Materials provided
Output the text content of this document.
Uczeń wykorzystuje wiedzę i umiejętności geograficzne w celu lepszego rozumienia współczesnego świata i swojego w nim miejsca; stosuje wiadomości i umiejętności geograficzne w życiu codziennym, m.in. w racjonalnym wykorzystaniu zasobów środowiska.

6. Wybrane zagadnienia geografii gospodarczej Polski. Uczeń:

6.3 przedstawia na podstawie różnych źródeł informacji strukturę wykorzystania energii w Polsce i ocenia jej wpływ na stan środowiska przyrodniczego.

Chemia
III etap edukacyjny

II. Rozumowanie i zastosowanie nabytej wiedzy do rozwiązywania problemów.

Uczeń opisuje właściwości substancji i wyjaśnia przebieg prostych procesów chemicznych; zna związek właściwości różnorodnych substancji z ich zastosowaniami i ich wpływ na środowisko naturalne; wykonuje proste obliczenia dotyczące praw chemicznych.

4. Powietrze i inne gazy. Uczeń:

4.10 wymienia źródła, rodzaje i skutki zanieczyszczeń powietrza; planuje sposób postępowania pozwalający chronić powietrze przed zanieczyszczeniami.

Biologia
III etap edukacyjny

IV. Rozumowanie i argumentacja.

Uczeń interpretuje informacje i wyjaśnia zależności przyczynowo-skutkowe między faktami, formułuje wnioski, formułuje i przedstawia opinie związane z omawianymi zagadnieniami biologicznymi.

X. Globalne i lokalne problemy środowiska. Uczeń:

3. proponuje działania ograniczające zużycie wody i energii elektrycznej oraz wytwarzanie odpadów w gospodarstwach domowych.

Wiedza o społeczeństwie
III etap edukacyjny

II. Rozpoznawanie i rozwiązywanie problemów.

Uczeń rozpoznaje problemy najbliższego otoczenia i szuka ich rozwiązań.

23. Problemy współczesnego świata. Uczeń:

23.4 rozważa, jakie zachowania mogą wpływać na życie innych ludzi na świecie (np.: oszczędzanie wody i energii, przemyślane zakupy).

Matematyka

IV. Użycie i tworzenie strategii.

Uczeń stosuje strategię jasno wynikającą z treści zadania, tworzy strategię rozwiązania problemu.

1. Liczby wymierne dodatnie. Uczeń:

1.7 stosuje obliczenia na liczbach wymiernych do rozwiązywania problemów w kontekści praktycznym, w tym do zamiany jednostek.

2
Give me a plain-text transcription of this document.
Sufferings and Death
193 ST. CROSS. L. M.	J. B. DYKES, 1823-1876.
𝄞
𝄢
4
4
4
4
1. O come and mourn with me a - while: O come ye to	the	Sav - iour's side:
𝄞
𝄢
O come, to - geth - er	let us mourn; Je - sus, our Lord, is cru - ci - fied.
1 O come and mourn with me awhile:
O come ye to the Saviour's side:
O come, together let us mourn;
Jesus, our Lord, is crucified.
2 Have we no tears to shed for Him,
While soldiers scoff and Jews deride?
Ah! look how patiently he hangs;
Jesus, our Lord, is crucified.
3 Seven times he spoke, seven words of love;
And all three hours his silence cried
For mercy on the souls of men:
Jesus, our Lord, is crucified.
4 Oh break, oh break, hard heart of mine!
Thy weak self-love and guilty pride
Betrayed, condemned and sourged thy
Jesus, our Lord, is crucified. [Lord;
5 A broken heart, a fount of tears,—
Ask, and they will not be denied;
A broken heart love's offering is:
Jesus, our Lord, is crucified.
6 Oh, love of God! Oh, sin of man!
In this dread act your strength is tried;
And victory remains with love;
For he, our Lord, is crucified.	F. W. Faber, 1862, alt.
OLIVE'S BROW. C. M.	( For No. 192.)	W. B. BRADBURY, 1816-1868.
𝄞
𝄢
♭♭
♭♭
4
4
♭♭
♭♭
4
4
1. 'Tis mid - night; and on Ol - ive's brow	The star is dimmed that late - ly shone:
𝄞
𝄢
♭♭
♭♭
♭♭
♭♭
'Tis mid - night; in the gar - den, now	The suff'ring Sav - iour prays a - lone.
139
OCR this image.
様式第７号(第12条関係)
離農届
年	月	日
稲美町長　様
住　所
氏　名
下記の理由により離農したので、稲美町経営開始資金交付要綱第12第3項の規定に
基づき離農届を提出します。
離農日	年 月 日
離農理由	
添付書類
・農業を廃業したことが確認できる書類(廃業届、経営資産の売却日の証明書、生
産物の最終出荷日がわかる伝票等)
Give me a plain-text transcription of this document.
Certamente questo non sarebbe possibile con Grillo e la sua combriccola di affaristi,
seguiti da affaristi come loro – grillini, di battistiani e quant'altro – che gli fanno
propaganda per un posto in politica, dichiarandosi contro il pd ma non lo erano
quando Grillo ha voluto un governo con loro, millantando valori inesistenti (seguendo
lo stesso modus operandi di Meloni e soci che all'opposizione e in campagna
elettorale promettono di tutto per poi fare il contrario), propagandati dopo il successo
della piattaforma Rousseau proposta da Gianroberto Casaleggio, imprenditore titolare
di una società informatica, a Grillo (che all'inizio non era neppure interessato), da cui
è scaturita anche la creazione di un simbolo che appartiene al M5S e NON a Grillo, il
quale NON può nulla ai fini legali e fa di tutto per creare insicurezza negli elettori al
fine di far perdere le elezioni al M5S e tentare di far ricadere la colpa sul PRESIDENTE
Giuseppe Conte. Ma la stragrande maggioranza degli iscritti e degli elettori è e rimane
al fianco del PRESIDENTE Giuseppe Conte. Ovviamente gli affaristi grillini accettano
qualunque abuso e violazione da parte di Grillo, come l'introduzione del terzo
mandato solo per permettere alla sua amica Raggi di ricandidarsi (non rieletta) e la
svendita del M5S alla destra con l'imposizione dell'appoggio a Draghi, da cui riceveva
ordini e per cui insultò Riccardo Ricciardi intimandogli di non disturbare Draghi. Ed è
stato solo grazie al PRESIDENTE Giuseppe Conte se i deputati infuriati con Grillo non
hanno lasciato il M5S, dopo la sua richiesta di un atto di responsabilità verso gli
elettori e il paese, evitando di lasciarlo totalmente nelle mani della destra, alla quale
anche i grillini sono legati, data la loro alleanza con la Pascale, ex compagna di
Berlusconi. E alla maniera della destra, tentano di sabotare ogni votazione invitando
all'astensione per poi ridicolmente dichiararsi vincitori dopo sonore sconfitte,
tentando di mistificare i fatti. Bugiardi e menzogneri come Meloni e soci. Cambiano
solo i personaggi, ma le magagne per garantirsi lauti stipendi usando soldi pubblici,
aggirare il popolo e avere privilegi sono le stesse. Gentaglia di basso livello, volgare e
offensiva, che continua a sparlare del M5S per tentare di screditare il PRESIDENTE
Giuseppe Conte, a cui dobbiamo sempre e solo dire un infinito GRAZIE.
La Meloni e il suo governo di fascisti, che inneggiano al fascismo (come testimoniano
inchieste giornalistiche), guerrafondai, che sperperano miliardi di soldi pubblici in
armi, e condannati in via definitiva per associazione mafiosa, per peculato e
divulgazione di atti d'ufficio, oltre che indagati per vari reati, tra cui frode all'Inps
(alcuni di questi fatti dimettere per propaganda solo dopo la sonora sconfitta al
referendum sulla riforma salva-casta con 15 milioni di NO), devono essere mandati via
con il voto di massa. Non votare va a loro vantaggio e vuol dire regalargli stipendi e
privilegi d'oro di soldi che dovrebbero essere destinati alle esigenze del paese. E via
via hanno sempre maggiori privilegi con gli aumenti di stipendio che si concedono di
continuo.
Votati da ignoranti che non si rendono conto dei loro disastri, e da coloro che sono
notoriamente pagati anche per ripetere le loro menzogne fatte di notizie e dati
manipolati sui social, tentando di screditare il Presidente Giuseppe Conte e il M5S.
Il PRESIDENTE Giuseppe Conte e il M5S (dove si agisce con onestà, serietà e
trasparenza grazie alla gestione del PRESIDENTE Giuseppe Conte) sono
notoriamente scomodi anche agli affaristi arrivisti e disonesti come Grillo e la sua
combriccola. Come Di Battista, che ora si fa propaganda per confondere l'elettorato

What to work on
Identify which lines contain the word "affaristi" and copy each one.

Answer for the task
Certamente questo non sarebbe possibile con Grillo e la sua combriccola di affaristi,
seguiti da affaristi come loro – grillini, di battistiani e quant'altro – che gli fanno
al fianco del PRESIDENTE Giuseppe Conte. Ovviamente gli affaristi grillini accettano
notoriamente scomodi anche agli affaristi arrivisti e disonesti come Grillo e la sua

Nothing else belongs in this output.